— start Data provided —
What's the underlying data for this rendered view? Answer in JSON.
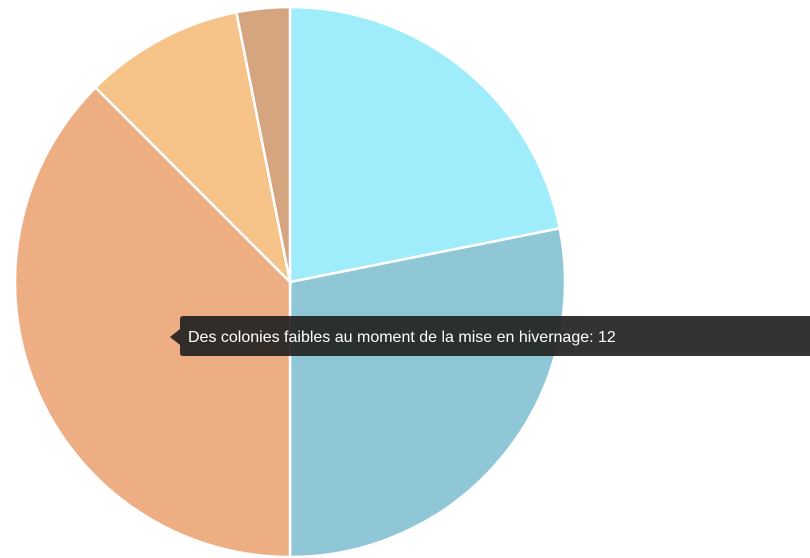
{
  "chart_data": {
    "type": "pie",
    "categories": [
      null,
      null,
      "Des colonies faibles au moment de la mise en hivernage",
      null,
      null
    ],
    "values": [
      7,
      9,
      12,
      3,
      1
    ],
    "colors": [
      "#9fecfa",
      "#8fc7d7",
      "#eeae84",
      "#f6c488",
      "#d5a580"
    ],
    "highlighted": 2
  }
}
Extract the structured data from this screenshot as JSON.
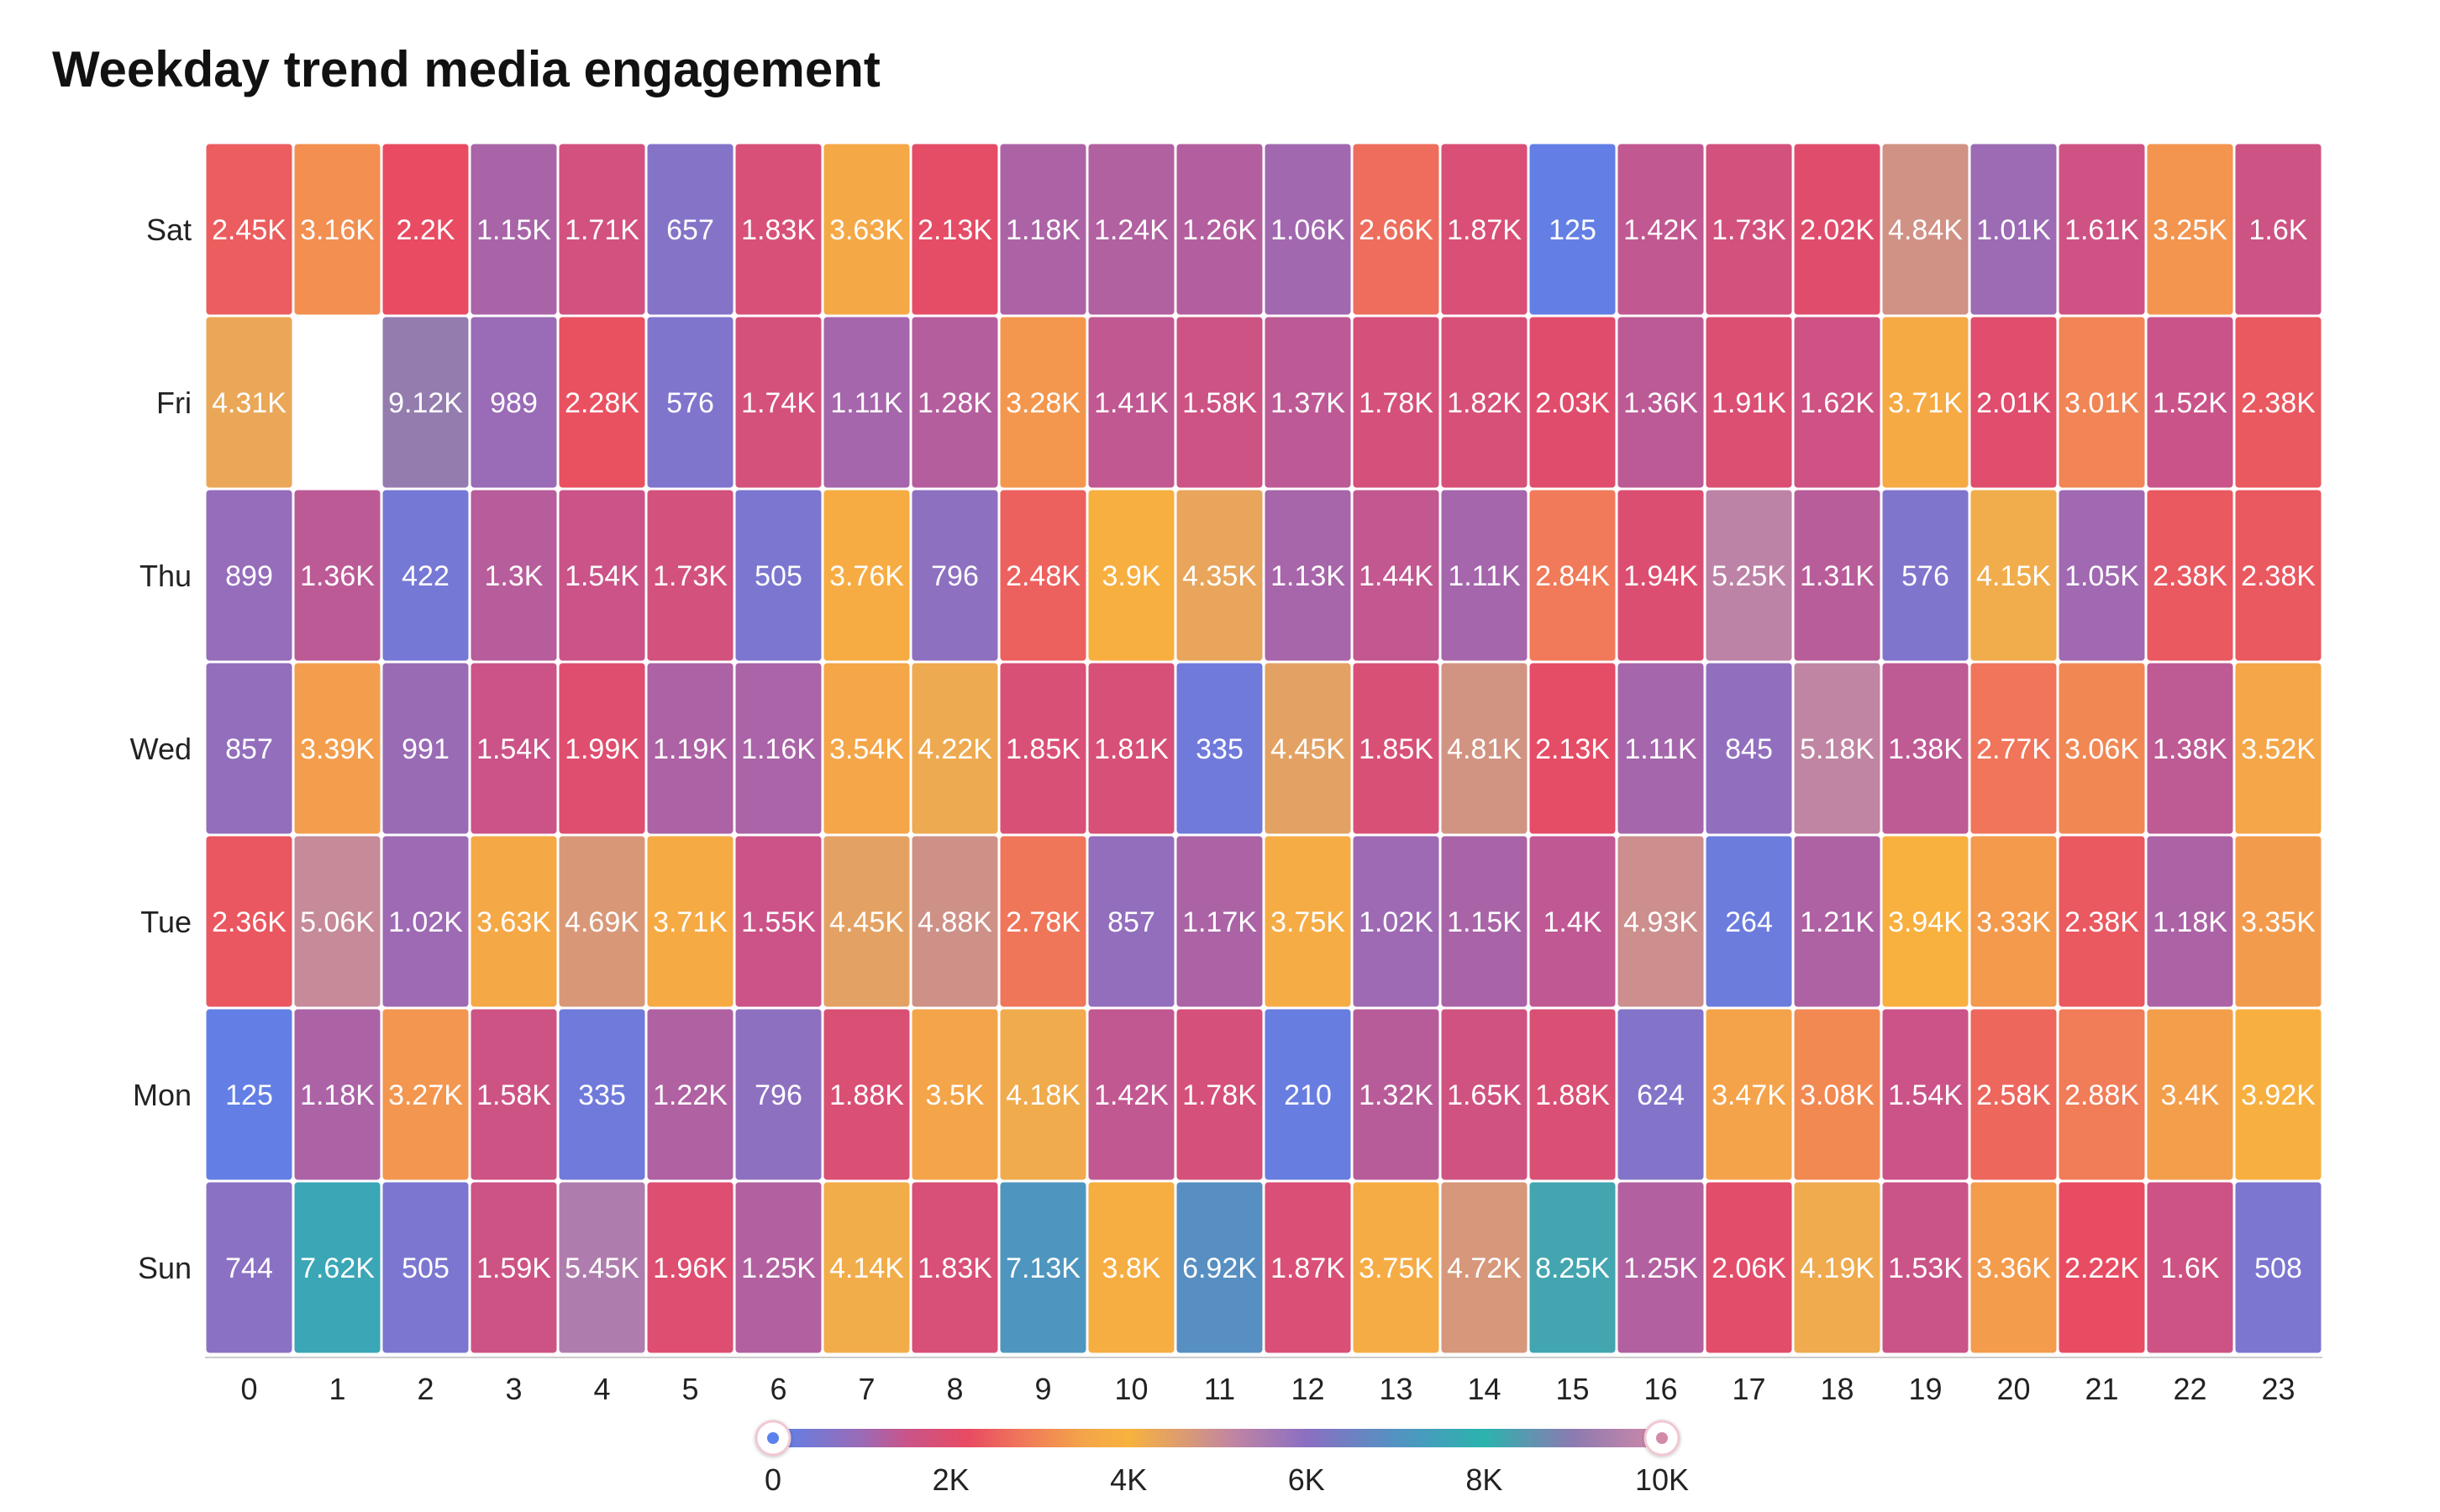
{
  "chart_data": {
    "type": "heatmap",
    "title": "Weekday trend media engagement",
    "x_categories": [
      "0",
      "1",
      "2",
      "3",
      "4",
      "5",
      "6",
      "7",
      "8",
      "9",
      "10",
      "11",
      "12",
      "13",
      "14",
      "15",
      "16",
      "17",
      "18",
      "19",
      "20",
      "21",
      "22",
      "23"
    ],
    "y_categories": [
      "Sat",
      "Fri",
      "Thu",
      "Wed",
      "Tue",
      "Mon",
      "Sun"
    ],
    "values": [
      [
        2450,
        3160,
        2200,
        1150,
        1710,
        657,
        1830,
        3630,
        2130,
        1180,
        1240,
        1260,
        1060,
        2660,
        1870,
        125,
        1420,
        1730,
        2020,
        4840,
        1010,
        1610,
        3250,
        1600
      ],
      [
        4310,
        null,
        9120,
        989,
        2280,
        576,
        1740,
        1110,
        1280,
        3280,
        1410,
        1580,
        1370,
        1780,
        1820,
        2030,
        1360,
        1910,
        1620,
        3710,
        2010,
        3010,
        1520,
        2380
      ],
      [
        899,
        1360,
        422,
        1300,
        1540,
        1730,
        505,
        3760,
        796,
        2480,
        3900,
        4350,
        1130,
        1440,
        1110,
        2840,
        1940,
        5250,
        1310,
        576,
        4150,
        1050,
        2380,
        2380
      ],
      [
        857,
        3390,
        991,
        1540,
        1990,
        1190,
        1160,
        3540,
        4220,
        1850,
        1810,
        335,
        4450,
        1850,
        4810,
        2130,
        1110,
        845,
        5180,
        1380,
        2770,
        3060,
        1380,
        3520
      ],
      [
        2360,
        5060,
        1020,
        3630,
        4690,
        3710,
        1550,
        4450,
        4880,
        2780,
        857,
        1170,
        3750,
        1020,
        1150,
        1400,
        4930,
        264,
        1210,
        3940,
        3330,
        2380,
        1180,
        3350
      ],
      [
        125,
        1180,
        3270,
        1580,
        335,
        1220,
        796,
        1880,
        3500,
        4180,
        1420,
        1780,
        210,
        1320,
        1650,
        1880,
        624,
        3470,
        3080,
        1540,
        2580,
        2880,
        3400,
        3920
      ],
      [
        744,
        7620,
        505,
        1590,
        5450,
        1960,
        1250,
        4140,
        1830,
        7130,
        3800,
        6920,
        1870,
        3750,
        4720,
        8250,
        1250,
        2060,
        4190,
        1530,
        3360,
        2220,
        1600,
        508
      ]
    ],
    "labels": [
      [
        "2.45K",
        "3.16K",
        "2.2K",
        "1.15K",
        "1.71K",
        "657",
        "1.83K",
        "3.63K",
        "2.13K",
        "1.18K",
        "1.24K",
        "1.26K",
        "1.06K",
        "2.66K",
        "1.87K",
        "125",
        "1.42K",
        "1.73K",
        "2.02K",
        "4.84K",
        "1.01K",
        "1.61K",
        "3.25K",
        "1.6K"
      ],
      [
        "4.31K",
        "",
        "9.12K",
        "989",
        "2.28K",
        "576",
        "1.74K",
        "1.11K",
        "1.28K",
        "3.28K",
        "1.41K",
        "1.58K",
        "1.37K",
        "1.78K",
        "1.82K",
        "2.03K",
        "1.36K",
        "1.91K",
        "1.62K",
        "3.71K",
        "2.01K",
        "3.01K",
        "1.52K",
        "2.38K"
      ],
      [
        "899",
        "1.36K",
        "422",
        "1.3K",
        "1.54K",
        "1.73K",
        "505",
        "3.76K",
        "796",
        "2.48K",
        "3.9K",
        "4.35K",
        "1.13K",
        "1.44K",
        "1.11K",
        "2.84K",
        "1.94K",
        "5.25K",
        "1.31K",
        "576",
        "4.15K",
        "1.05K",
        "2.38K",
        "2.38K"
      ],
      [
        "857",
        "3.39K",
        "991",
        "1.54K",
        "1.99K",
        "1.19K",
        "1.16K",
        "3.54K",
        "4.22K",
        "1.85K",
        "1.81K",
        "335",
        "4.45K",
        "1.85K",
        "4.81K",
        "2.13K",
        "1.11K",
        "845",
        "5.18K",
        "1.38K",
        "2.77K",
        "3.06K",
        "1.38K",
        "3.52K"
      ],
      [
        "2.36K",
        "5.06K",
        "1.02K",
        "3.63K",
        "4.69K",
        "3.71K",
        "1.55K",
        "4.45K",
        "4.88K",
        "2.78K",
        "857",
        "1.17K",
        "3.75K",
        "1.02K",
        "1.15K",
        "1.4K",
        "4.93K",
        "264",
        "1.21K",
        "3.94K",
        "3.33K",
        "2.38K",
        "1.18K",
        "3.35K"
      ],
      [
        "125",
        "1.18K",
        "3.27K",
        "1.58K",
        "335",
        "1.22K",
        "796",
        "1.88K",
        "3.5K",
        "4.18K",
        "1.42K",
        "1.78K",
        "210",
        "1.32K",
        "1.65K",
        "1.88K",
        "624",
        "3.47K",
        "3.08K",
        "1.54K",
        "2.58K",
        "2.88K",
        "3.4K",
        "3.92K"
      ],
      [
        "744",
        "7.62K",
        "505",
        "1.59K",
        "5.45K",
        "1.96K",
        "1.25K",
        "4.14K",
        "1.83K",
        "7.13K",
        "3.8K",
        "6.92K",
        "1.87K",
        "3.75K",
        "4.72K",
        "8.25K",
        "1.25K",
        "2.06K",
        "4.19K",
        "1.53K",
        "3.36K",
        "2.22K",
        "1.6K",
        "508"
      ]
    ],
    "color_scale": {
      "range": [
        0,
        10000
      ],
      "ticks": [
        "0",
        "2K",
        "4K",
        "6K",
        "8K",
        "10K"
      ],
      "tick_values": [
        0,
        2000,
        4000,
        6000,
        8000,
        10000
      ],
      "stops": [
        {
          "value": 0,
          "color": "#5b82ec"
        },
        {
          "value": 1000,
          "color": "#9b6bb5"
        },
        {
          "value": 1500,
          "color": "#c9548a"
        },
        {
          "value": 2200,
          "color": "#e84b62"
        },
        {
          "value": 2800,
          "color": "#f0775a"
        },
        {
          "value": 3500,
          "color": "#f4a549"
        },
        {
          "value": 4000,
          "color": "#f8b23e"
        },
        {
          "value": 4600,
          "color": "#dc9c70"
        },
        {
          "value": 5200,
          "color": "#bf84a4"
        },
        {
          "value": 6000,
          "color": "#8b6fc2"
        },
        {
          "value": 7000,
          "color": "#5392c2"
        },
        {
          "value": 8000,
          "color": "#2bb3ae"
        },
        {
          "value": 9000,
          "color": "#8c7ab0"
        },
        {
          "value": 10000,
          "color": "#d389a8"
        }
      ]
    },
    "legend_placement": "bottom",
    "grid": false
  }
}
— end Data provided —
→ Your task
Where a line in the entries holds the word "this", copy that line.

→ Task solution
What's the underlying data for this rendered view? Answer in JSON.
Extract the structured data from this screenshot as JSON.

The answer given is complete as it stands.